──────── DATA EXCERPTS
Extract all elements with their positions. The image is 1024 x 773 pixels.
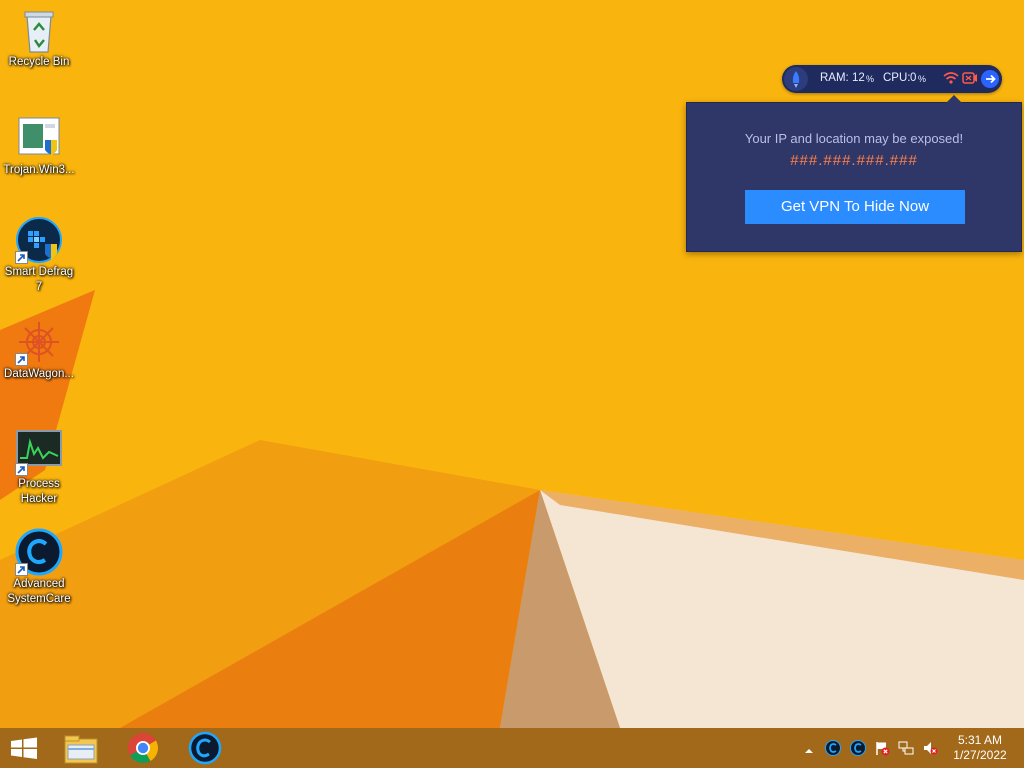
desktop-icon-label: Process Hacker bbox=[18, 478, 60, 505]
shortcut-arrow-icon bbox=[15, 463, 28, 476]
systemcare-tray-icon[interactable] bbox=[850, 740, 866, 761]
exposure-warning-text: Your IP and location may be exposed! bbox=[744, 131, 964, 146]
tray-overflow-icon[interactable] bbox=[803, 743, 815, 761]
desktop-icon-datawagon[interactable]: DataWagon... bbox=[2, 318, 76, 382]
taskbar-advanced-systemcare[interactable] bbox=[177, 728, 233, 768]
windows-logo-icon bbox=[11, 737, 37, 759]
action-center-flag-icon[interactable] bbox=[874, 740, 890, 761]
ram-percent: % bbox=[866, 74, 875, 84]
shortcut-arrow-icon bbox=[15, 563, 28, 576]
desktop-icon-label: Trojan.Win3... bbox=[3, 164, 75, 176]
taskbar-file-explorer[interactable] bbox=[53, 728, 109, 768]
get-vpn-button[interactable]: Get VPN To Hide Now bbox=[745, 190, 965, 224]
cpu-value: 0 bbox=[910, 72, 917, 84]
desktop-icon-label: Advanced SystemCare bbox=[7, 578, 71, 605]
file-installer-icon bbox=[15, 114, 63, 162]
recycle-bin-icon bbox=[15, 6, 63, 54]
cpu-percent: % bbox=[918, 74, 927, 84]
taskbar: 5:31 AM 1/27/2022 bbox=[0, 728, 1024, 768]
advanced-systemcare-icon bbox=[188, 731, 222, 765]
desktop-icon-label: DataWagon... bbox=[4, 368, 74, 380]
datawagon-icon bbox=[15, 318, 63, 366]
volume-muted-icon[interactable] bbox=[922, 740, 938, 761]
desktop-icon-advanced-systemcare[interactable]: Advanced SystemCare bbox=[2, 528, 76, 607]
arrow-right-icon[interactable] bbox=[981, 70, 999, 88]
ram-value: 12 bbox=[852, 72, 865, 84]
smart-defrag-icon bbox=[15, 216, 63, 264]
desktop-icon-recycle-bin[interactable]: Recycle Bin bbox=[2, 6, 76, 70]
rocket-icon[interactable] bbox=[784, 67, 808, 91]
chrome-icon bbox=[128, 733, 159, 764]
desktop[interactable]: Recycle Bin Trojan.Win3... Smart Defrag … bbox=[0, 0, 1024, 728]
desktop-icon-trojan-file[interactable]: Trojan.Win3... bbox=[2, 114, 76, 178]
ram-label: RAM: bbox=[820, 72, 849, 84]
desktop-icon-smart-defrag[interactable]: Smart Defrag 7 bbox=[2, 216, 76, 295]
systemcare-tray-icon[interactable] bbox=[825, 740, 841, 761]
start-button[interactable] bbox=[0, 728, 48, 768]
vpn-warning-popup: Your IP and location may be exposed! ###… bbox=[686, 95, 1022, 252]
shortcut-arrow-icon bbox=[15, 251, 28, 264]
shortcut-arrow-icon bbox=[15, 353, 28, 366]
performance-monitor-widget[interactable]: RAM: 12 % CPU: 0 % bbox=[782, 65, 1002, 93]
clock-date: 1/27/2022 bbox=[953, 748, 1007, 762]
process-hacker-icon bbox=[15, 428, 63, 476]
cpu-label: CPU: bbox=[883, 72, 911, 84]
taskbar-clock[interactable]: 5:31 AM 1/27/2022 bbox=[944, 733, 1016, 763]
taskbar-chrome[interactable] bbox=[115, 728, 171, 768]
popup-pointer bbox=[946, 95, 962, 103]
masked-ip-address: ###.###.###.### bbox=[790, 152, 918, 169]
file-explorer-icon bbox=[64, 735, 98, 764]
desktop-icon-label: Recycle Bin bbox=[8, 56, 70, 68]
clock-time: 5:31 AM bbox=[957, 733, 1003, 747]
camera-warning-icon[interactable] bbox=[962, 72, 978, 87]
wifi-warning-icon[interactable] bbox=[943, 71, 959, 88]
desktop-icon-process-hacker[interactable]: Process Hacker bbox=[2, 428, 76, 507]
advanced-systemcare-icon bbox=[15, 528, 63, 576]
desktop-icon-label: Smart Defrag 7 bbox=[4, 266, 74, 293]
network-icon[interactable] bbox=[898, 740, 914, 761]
────────────────
──────── DATA EXCERPTS
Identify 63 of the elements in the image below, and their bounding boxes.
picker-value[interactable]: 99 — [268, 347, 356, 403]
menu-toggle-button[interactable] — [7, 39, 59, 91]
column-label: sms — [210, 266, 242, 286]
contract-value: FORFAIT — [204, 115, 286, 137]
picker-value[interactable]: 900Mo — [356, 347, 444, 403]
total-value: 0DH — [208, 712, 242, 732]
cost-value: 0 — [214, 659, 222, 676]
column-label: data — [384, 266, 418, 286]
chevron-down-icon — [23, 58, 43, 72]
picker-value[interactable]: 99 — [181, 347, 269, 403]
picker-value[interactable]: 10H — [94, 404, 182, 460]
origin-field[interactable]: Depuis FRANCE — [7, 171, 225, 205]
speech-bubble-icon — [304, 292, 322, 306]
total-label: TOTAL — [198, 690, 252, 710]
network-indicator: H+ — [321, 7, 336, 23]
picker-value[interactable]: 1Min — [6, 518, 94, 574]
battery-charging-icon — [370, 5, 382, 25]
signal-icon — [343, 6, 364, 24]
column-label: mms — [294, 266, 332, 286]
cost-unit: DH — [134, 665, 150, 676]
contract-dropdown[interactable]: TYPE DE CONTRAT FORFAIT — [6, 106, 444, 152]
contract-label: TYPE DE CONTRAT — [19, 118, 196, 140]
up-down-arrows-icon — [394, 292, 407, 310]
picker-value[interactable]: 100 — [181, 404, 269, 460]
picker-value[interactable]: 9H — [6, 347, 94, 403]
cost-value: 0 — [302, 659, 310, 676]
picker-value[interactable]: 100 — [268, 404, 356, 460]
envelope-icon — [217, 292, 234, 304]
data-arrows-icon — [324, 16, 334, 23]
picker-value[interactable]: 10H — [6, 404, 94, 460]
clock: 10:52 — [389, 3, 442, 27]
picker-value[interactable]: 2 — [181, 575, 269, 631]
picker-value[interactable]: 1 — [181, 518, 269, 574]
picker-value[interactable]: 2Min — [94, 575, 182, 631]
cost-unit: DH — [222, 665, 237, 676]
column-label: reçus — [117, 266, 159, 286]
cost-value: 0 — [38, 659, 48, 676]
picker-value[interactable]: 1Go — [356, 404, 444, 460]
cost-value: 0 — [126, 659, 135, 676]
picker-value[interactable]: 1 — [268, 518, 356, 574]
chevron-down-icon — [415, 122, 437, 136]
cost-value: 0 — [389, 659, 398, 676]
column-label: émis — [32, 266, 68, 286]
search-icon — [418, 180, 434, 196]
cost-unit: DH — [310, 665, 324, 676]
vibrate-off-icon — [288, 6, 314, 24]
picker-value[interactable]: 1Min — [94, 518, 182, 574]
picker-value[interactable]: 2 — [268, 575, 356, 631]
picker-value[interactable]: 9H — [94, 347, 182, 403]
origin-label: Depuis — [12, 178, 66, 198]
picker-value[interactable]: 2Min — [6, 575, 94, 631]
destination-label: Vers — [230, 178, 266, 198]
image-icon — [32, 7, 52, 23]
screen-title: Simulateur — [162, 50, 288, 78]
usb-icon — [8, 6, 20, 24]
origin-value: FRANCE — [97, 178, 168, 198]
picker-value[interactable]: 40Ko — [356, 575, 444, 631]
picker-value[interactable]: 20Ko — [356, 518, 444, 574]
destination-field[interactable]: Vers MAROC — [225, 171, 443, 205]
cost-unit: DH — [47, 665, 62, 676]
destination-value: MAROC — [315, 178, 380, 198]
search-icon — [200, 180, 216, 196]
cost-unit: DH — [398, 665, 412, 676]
────────────────
> [WHAT THIS TASK INVOLVES] Copy the rows above exactly, starting from the line with "Identify 63 of" and ending with the line with "picker-value[interactable]: 10H — [94, 404, 182, 460]", including both of those lines.

> [SOLVED EXERCISE]
Identify 63 of the elements in the image below, and their bounding boxes.
picker-value[interactable]: 99 — [268, 347, 356, 403]
menu-toggle-button[interactable] — [7, 39, 59, 91]
column-label: sms — [210, 266, 242, 286]
contract-value: FORFAIT — [204, 115, 286, 137]
picker-value[interactable]: 900Mo — [356, 347, 444, 403]
total-value: 0DH — [208, 712, 242, 732]
cost-value: 0 — [214, 659, 222, 676]
column-label: data — [384, 266, 418, 286]
chevron-down-icon — [23, 58, 43, 72]
picker-value[interactable]: 99 — [181, 347, 269, 403]
picker-value[interactable]: 10H — [94, 404, 182, 460]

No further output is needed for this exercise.